→ **Written exercise**: Pictures aside, quote the whole listing exactly.
---------- Recorded data ----------
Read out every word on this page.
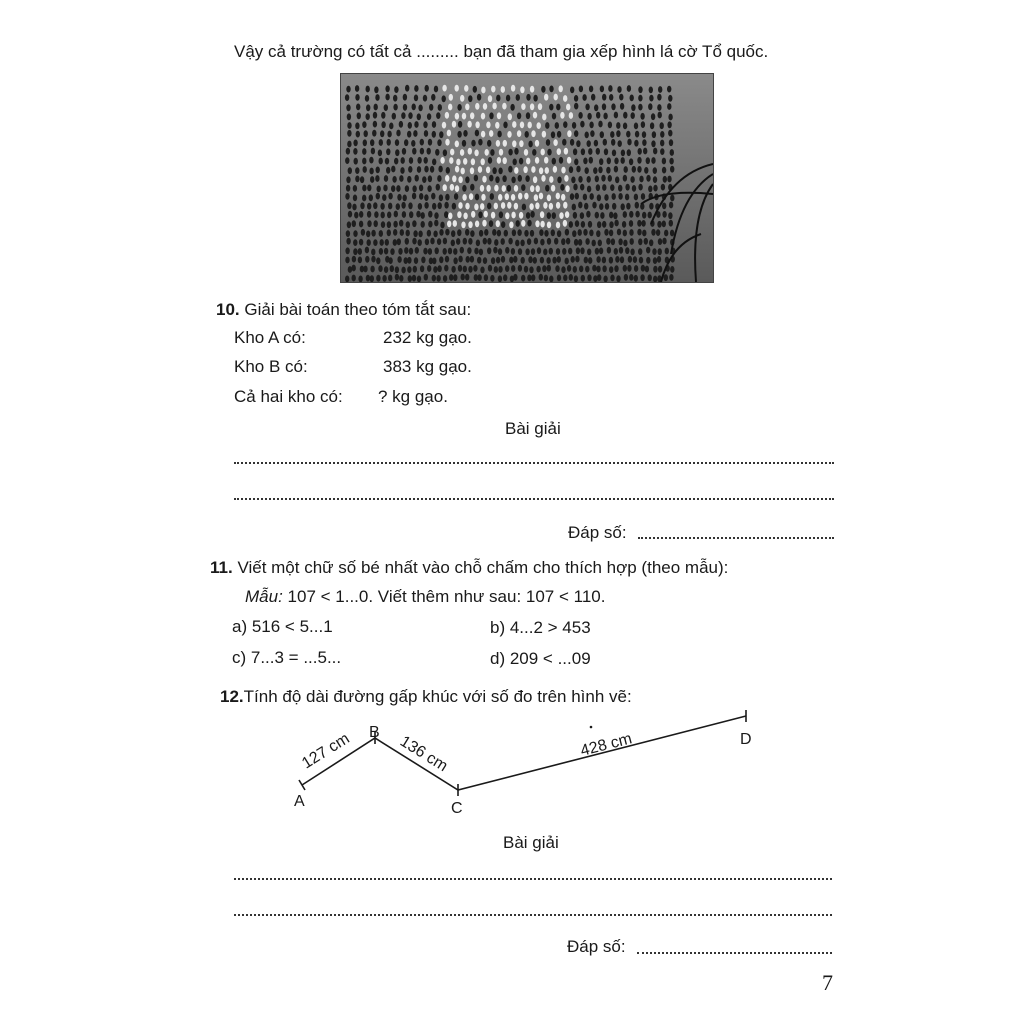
Vậy cả trường có tất cả ......... bạn đã tham gia xếp hình lá cờ Tổ quốc.
10. Giải bài toán theo tóm tắt sau:
Kho A có:	232 kg gạo.
Kho B có:	383 kg gạo.
Cả hai kho có: ? kg gạo.
Bài giải
Đáp số:
11. Viết một chữ số bé nhất vào chỗ chấm cho thích hợp (theo mẫu):
Mẫu: 107 < 1...0. Viết thêm như sau: 107 < 110.
a) 516 < 5...1	b) 4...2 > 453
c) 7...3 = ...5...	d) 209 < ...09
12.Tính độ dài đường gấp khúc với số đo trên hình vẽ:
A
B
C
D
127 cm	136 cm	428 cm
Bài giải
Đáp số:
7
----------
→ **Solved exercise**:
Read out every word on this page.
Vậy cả trường có tất cả ......... bạn đã tham gia xếp hình lá cờ Tổ quốc.
10. Giải bài toán theo tóm tắt sau:
Kho A có:	232 kg gạo.
Kho B có:	383 kg gạo.
Cả hai kho có: ? kg gạo.
Bài giải
Đáp số:
11. Viết một chữ số bé nhất vào chỗ chấm cho thích hợp (theo mẫu):
Mẫu: 107 < 1...0. Viết thêm như sau: 107 < 110.
a) 516 < 5...1	b) 4...2 > 453
c) 7...3 = ...5...	d) 209 < ...09
12.Tính độ dài đường gấp khúc với số đo trên hình vẽ:
A
B
C
D
127 cm	136 cm	428 cm
Bài giải
Đáp số:
7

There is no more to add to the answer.